• Provided data:
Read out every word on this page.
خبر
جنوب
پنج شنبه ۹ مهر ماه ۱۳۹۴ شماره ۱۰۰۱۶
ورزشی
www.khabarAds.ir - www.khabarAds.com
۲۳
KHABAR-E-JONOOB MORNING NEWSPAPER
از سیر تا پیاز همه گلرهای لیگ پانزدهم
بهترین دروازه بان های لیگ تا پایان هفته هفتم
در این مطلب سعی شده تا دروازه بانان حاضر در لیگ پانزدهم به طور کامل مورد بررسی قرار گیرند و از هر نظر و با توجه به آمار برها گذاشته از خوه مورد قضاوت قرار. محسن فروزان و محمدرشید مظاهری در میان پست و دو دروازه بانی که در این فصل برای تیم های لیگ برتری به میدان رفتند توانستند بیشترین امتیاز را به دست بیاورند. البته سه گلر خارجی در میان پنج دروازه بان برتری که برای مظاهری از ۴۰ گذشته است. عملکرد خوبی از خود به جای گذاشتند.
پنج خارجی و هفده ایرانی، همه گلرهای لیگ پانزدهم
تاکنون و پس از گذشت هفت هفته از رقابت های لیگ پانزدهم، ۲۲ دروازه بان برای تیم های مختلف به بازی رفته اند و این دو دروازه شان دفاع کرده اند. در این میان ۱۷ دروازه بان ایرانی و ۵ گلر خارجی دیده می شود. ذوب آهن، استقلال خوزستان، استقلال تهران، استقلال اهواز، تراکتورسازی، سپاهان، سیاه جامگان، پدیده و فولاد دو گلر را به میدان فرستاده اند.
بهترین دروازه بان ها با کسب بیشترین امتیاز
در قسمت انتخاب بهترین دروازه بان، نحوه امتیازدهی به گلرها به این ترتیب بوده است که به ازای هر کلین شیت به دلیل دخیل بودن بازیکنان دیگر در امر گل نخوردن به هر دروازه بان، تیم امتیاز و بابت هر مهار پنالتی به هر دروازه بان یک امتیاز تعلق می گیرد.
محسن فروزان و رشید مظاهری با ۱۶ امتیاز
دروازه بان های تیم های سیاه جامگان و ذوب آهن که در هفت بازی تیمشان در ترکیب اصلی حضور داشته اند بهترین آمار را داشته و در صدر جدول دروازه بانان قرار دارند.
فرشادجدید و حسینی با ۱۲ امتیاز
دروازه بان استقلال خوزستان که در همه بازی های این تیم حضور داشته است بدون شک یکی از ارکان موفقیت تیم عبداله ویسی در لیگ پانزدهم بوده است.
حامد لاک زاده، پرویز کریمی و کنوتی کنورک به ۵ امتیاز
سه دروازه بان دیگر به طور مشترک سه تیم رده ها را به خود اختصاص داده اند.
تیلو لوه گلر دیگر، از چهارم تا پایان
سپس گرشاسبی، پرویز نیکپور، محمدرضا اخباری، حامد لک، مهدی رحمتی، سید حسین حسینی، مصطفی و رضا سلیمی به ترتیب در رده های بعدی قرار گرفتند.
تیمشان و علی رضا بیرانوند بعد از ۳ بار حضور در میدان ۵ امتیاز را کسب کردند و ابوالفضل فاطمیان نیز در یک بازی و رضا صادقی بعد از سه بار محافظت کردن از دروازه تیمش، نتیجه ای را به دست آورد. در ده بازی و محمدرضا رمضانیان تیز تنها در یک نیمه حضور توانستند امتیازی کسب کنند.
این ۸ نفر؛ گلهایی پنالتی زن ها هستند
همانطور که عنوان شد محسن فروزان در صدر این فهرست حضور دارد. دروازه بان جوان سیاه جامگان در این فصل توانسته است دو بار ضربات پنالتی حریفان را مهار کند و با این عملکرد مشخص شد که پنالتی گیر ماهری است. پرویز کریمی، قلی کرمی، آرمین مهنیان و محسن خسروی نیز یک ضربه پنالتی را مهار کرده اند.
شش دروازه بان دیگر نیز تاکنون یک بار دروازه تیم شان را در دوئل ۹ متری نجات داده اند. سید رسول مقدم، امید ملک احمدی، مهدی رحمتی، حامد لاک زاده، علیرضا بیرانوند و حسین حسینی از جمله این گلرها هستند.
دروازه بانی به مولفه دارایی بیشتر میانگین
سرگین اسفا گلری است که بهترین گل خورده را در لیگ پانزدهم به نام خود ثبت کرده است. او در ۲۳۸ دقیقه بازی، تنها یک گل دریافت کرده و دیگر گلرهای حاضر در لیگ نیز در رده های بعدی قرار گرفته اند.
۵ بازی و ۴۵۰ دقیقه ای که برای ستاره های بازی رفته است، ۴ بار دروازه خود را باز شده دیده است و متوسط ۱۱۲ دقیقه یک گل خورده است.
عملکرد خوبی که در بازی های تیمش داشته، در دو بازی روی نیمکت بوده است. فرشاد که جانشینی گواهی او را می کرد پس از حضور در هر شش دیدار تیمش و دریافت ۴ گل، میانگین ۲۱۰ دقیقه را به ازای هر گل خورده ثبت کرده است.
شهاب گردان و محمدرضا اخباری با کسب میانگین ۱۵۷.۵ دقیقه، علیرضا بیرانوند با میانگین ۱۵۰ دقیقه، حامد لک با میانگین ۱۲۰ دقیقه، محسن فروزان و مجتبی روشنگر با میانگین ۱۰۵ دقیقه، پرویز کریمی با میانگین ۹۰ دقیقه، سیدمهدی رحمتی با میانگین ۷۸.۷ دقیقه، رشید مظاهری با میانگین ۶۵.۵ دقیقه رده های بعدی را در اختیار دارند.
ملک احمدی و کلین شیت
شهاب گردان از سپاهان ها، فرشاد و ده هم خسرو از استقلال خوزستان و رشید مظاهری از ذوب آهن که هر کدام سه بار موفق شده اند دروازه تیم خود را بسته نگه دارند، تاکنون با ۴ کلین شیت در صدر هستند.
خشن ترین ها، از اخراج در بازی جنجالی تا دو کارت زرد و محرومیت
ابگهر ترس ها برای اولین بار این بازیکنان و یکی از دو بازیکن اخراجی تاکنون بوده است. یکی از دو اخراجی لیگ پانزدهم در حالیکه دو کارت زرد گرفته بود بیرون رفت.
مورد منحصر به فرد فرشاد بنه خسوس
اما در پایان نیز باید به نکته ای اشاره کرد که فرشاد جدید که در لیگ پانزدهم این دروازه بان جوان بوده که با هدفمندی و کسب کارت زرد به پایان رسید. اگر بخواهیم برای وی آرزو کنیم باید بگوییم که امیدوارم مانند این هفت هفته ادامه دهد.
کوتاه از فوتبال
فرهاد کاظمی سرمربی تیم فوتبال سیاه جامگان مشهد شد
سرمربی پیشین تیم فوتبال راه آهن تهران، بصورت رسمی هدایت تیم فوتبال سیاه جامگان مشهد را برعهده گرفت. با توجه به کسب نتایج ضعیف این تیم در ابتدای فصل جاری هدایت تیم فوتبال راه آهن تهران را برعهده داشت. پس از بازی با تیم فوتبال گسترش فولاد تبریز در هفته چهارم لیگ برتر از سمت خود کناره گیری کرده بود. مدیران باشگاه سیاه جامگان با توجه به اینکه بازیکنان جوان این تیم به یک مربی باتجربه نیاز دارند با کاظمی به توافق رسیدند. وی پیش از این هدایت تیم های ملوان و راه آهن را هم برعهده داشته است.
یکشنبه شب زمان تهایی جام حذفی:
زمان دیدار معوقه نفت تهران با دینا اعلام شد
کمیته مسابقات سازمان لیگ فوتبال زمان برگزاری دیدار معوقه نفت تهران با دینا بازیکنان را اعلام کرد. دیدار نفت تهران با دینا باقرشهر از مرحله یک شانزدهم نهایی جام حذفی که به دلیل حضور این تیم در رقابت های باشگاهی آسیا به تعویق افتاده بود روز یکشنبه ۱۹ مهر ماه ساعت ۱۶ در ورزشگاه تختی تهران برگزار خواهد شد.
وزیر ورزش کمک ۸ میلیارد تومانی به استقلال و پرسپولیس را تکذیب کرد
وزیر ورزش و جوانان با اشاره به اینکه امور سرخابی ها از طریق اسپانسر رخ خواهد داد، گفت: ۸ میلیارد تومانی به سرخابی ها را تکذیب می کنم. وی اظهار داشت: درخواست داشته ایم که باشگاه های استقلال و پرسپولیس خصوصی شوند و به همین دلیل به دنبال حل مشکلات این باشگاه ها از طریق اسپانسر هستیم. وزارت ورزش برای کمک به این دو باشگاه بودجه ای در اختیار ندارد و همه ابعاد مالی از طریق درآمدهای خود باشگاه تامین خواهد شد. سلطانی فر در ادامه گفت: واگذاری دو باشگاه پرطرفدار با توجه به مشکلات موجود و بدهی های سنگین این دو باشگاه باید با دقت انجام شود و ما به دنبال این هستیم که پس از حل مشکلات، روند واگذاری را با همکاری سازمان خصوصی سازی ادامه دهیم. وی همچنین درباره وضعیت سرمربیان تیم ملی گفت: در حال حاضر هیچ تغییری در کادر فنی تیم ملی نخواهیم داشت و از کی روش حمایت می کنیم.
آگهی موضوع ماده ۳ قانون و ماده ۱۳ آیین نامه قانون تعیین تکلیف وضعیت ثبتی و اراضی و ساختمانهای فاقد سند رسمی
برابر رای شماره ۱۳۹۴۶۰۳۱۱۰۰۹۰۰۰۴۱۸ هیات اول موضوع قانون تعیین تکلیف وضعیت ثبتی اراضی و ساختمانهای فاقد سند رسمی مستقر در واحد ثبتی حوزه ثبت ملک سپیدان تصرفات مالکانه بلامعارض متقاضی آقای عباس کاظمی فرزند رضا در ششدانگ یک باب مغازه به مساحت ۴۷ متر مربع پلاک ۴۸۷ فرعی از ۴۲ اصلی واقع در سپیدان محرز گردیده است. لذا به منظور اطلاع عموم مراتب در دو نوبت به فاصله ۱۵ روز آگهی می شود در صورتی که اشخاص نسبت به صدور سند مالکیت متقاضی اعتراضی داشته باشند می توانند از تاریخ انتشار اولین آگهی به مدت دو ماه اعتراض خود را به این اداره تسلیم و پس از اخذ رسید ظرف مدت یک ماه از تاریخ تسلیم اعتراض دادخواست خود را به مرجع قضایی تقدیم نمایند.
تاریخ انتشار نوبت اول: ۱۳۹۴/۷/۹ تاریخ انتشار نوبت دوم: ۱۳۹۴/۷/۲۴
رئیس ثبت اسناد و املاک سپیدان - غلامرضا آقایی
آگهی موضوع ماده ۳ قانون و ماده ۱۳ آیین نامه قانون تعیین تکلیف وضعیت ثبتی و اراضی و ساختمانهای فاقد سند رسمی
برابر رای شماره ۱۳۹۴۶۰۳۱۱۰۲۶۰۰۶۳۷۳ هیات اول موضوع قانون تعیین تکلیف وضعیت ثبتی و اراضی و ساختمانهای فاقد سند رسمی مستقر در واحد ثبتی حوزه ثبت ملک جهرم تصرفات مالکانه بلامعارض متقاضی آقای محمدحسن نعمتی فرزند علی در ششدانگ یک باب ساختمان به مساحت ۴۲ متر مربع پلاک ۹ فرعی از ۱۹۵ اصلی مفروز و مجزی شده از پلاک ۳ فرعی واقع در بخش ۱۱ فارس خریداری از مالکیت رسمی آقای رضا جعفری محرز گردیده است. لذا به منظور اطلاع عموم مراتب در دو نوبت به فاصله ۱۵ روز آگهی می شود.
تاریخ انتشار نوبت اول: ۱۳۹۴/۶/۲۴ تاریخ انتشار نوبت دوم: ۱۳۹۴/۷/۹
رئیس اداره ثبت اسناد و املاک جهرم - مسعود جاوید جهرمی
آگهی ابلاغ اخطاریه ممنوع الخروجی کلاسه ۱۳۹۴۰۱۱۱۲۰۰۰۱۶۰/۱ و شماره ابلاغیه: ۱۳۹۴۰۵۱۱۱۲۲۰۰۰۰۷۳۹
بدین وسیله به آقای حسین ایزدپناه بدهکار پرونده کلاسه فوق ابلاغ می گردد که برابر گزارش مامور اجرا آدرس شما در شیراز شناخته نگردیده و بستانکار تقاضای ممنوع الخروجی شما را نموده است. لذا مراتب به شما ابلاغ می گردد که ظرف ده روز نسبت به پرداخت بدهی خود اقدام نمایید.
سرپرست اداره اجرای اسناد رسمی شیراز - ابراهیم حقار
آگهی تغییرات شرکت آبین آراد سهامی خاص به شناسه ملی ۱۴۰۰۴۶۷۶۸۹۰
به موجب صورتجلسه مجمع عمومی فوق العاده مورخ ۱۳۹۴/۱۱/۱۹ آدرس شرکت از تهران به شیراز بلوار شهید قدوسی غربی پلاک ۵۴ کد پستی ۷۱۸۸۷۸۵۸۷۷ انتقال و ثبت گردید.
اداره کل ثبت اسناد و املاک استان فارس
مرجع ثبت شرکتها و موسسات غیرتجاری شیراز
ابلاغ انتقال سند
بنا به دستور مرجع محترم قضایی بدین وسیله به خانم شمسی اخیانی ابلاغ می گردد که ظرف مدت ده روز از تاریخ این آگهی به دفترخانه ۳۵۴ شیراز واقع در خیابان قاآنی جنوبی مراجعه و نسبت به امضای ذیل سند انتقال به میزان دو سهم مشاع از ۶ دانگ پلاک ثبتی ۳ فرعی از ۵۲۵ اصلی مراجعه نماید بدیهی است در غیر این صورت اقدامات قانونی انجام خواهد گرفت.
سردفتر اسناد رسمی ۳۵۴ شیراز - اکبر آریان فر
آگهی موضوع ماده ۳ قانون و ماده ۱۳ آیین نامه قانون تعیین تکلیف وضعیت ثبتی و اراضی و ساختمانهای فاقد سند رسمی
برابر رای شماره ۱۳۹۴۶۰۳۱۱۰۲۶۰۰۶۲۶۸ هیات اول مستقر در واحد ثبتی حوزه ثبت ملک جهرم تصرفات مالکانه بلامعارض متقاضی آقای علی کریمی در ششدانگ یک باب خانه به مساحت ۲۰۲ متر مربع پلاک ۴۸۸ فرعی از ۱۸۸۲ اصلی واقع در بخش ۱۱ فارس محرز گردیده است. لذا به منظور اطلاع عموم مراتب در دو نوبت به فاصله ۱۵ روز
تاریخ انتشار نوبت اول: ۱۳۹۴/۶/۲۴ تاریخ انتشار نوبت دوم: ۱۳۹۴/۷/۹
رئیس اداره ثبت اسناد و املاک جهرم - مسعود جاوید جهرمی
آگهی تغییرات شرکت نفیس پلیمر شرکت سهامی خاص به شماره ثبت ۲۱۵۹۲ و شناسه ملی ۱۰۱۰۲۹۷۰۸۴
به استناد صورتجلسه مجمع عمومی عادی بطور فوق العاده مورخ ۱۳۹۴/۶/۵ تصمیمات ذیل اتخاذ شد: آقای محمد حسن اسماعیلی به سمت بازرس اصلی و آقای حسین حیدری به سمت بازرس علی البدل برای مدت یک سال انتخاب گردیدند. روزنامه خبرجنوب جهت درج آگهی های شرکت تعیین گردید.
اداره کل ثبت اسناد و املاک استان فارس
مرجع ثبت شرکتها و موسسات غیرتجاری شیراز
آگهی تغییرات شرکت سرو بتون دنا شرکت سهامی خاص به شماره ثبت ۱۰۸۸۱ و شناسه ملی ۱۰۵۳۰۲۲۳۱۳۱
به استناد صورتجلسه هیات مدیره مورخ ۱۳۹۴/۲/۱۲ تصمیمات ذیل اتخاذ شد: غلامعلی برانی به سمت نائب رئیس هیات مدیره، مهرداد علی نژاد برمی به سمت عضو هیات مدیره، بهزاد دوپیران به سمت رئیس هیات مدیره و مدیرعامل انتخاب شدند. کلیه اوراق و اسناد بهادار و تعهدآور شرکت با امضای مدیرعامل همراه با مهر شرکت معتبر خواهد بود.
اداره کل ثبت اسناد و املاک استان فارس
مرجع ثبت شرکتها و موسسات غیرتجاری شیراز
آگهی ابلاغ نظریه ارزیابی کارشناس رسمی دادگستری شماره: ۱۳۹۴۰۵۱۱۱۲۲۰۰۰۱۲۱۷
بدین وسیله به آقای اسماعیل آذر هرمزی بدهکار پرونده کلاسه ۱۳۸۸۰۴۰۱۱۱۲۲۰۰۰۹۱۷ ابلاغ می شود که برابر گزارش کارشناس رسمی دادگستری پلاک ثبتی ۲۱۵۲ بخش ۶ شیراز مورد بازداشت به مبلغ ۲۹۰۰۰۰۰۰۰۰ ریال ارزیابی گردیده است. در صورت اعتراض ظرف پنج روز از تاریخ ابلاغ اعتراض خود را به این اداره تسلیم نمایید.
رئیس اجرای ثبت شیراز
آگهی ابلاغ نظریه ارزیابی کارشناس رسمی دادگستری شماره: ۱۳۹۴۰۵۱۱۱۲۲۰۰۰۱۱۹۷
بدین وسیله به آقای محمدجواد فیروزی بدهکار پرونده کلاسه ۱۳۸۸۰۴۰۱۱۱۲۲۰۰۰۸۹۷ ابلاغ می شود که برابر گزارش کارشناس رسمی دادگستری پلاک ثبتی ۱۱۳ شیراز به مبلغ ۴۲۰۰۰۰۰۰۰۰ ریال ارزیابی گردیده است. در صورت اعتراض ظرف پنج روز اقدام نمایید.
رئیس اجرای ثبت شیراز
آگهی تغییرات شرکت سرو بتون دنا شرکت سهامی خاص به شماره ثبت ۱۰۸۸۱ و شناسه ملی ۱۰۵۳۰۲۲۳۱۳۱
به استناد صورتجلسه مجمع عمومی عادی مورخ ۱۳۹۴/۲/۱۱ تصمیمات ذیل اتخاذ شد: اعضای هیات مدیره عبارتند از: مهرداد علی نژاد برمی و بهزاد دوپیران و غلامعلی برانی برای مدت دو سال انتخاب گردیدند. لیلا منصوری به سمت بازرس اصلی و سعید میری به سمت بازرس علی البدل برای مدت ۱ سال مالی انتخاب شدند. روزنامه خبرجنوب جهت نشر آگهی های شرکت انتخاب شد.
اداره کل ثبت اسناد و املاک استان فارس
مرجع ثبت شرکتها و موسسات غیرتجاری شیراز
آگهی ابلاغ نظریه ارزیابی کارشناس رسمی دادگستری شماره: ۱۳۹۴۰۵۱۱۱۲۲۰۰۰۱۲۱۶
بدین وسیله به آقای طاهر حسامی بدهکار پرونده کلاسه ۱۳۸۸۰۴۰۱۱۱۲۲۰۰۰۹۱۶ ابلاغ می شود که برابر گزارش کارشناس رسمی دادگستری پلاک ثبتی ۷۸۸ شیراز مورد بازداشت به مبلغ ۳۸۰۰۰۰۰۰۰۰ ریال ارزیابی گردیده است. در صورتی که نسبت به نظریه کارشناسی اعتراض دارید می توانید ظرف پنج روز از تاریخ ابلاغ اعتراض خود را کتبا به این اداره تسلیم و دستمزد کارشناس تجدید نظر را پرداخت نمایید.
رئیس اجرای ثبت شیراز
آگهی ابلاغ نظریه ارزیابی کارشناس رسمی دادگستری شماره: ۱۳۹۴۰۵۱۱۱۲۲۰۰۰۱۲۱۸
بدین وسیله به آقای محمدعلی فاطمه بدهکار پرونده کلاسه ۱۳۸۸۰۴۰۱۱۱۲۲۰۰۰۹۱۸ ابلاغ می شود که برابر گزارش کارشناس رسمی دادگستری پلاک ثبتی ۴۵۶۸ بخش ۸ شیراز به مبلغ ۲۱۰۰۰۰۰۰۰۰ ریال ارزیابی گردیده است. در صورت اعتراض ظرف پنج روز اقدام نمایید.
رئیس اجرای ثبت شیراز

• Written exercise:
Find how many lines in the records contain the string "مجمع", then give the number alone.

• The response:
3